#### Problem
Could you write out every entry exactly as it stands?

━━━━

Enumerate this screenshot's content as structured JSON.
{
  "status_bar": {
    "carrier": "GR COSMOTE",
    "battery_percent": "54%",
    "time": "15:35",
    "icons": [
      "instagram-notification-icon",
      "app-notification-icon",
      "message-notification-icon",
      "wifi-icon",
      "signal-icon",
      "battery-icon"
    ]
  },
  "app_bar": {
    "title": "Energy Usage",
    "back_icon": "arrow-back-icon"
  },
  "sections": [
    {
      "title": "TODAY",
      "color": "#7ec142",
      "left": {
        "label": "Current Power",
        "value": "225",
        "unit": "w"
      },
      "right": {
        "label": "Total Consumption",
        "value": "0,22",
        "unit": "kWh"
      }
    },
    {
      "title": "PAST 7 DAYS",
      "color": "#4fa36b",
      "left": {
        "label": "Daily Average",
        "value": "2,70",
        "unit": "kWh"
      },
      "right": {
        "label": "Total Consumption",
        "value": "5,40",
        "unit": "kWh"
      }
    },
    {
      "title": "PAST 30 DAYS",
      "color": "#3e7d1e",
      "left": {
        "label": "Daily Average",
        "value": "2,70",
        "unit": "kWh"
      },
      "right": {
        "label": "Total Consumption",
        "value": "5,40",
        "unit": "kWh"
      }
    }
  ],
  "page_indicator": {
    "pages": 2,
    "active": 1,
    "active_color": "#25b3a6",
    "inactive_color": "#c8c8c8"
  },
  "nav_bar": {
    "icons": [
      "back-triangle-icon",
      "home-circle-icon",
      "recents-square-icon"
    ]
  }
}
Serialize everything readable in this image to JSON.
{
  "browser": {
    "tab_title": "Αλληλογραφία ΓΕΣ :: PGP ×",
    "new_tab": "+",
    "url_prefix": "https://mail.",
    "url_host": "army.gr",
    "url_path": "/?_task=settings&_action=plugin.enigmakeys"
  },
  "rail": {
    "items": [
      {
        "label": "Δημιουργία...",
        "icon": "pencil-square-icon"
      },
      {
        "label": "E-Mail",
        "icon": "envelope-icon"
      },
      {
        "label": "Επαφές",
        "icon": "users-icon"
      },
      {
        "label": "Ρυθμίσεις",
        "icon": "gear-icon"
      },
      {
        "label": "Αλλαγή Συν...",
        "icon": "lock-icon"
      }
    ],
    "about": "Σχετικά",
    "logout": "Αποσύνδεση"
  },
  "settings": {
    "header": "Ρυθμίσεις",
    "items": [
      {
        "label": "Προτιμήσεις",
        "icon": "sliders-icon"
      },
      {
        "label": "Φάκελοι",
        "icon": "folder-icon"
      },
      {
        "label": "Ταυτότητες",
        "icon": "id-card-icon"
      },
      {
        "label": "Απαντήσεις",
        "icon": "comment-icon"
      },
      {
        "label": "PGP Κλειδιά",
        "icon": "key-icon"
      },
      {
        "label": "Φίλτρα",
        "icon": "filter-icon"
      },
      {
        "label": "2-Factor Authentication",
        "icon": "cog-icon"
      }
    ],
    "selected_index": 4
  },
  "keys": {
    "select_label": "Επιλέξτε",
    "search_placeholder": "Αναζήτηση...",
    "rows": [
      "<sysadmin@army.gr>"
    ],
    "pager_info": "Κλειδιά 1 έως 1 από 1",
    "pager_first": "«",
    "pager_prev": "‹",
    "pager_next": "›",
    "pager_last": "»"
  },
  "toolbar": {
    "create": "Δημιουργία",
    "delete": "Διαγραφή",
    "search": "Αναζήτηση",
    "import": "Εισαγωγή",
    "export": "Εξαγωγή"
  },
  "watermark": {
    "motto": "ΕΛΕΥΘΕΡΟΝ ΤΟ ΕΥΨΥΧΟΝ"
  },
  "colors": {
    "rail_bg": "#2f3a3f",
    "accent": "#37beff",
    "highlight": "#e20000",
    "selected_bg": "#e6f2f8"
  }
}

━━━━

#### Complete output
Enumerate this screenshot's content as structured JSON.
{
  "status_bar": {
    "carrier": "GR COSMOTE",
    "battery_percent": "54%",
    "time": "15:35",
    "icons": [
      "instagram-notification-icon",
      "app-notification-icon",
      "message-notification-icon",
      "wifi-icon",
      "signal-icon",
      "battery-icon"
    ]
  },
  "app_bar": {
    "title": "Energy Usage",
    "back_icon": "arrow-back-icon"
  },
  "sections": [
    {
      "title": "TODAY",
      "color": "#7ec142",
      "left": {
        "label": "Current Power",
        "value": "225",
        "unit": "w"
      },
      "right": {
        "label": "Total Consumption",
        "value": "0,22",
        "unit": "kWh"
      }
    },
    {
      "title": "PAST 7 DAYS",
      "color": "#4fa36b",
      "left": {
        "label": "Daily Average",
        "value": "2,70",
        "unit": "kWh"
      },
      "right": {
        "label": "Total Consumption",
        "value": "5,40",
        "unit": "kWh"
      }
    },
    {
      "title": "PAST 30 DAYS",
      "color": "#3e7d1e",
      "left": {
        "label": "Daily Average",
        "value": "2,70",
        "unit": "kWh"
      },
      "right": {
        "label": "Total Consumption",
        "value": "5,40",
        "unit": "kWh"
      }
    }
  ],
  "page_indicator": {
    "pages": 2,
    "active": 1,
    "active_color": "#25b3a6",
    "inactive_color": "#c8c8c8"
  },
  "nav_bar": {
    "icons": [
      "back-triangle-icon",
      "home-circle-icon",
      "recents-square-icon"
    ]
  }
}
Serialize everything readable in this image to JSON.
{
  "browser": {
    "tab_title": "Αλληλογραφία ΓΕΣ :: PGP ×",
    "new_tab": "+",
    "url_prefix": "https://mail.",
    "url_host": "army.gr",
    "url_path": "/?_task=settings&_action=plugin.enigmakeys"
  },
  "rail": {
    "items": [
      {
        "label": "Δημιουργία...",
        "icon": "pencil-square-icon"
      },
      {
        "label": "E-Mail",
        "icon": "envelope-icon"
      },
      {
        "label": "Επαφές",
        "icon": "users-icon"
      },
      {
        "label": "Ρυθμίσεις",
        "icon": "gear-icon"
      },
      {
        "label": "Αλλαγή Συν...",
        "icon": "lock-icon"
      }
    ],
    "about": "Σχετικά",
    "logout": "Αποσύνδεση"
  },
  "settings": {
    "header": "Ρυθμίσεις",
    "items": [
      {
        "label": "Προτιμήσεις",
        "icon": "sliders-icon"
      },
      {
        "label": "Φάκελοι",
        "icon": "folder-icon"
      },
      {
        "label": "Ταυτότητες",
        "icon": "id-card-icon"
      },
      {
        "label": "Απαντήσεις",
        "icon": "comment-icon"
      },
      {
        "label": "PGP Κλειδιά",
        "icon": "key-icon"
      },
      {
        "label": "Φίλτρα",
        "icon": "filter-icon"
      },
      {
        "label": "2-Factor Authentication",
        "icon": "cog-icon"
      }
    ],
    "selected_index": 4
  },
  "keys": {
    "select_label": "Επιλέξτε",
    "search_placeholder": "Αναζήτηση...",
    "rows": [
      "<sysadmin@army.gr>"
    ],
    "pager_info": "Κλειδιά 1 έως 1 από 1",
    "pager_first": "«",
    "pager_prev": "‹",
    "pager_next": "›",
    "pager_last": "»"
  },
  "toolbar": {
    "create": "Δημιουργία",
    "delete": "Διαγραφή",
    "search": "Αναζήτηση",
    "import": "Εισαγωγή",
    "export": "Εξαγωγή"
  },
  "watermark": {
    "motto": "ΕΛΕΥΘΕΡΟΝ ΤΟ ΕΥΨΥΧΟΝ"
  },
  "colors": {
    "rail_bg": "#2f3a3f",
    "accent": "#37beff",
    "highlight": "#e20000",
    "selected_bg": "#e6f2f8"
  }
}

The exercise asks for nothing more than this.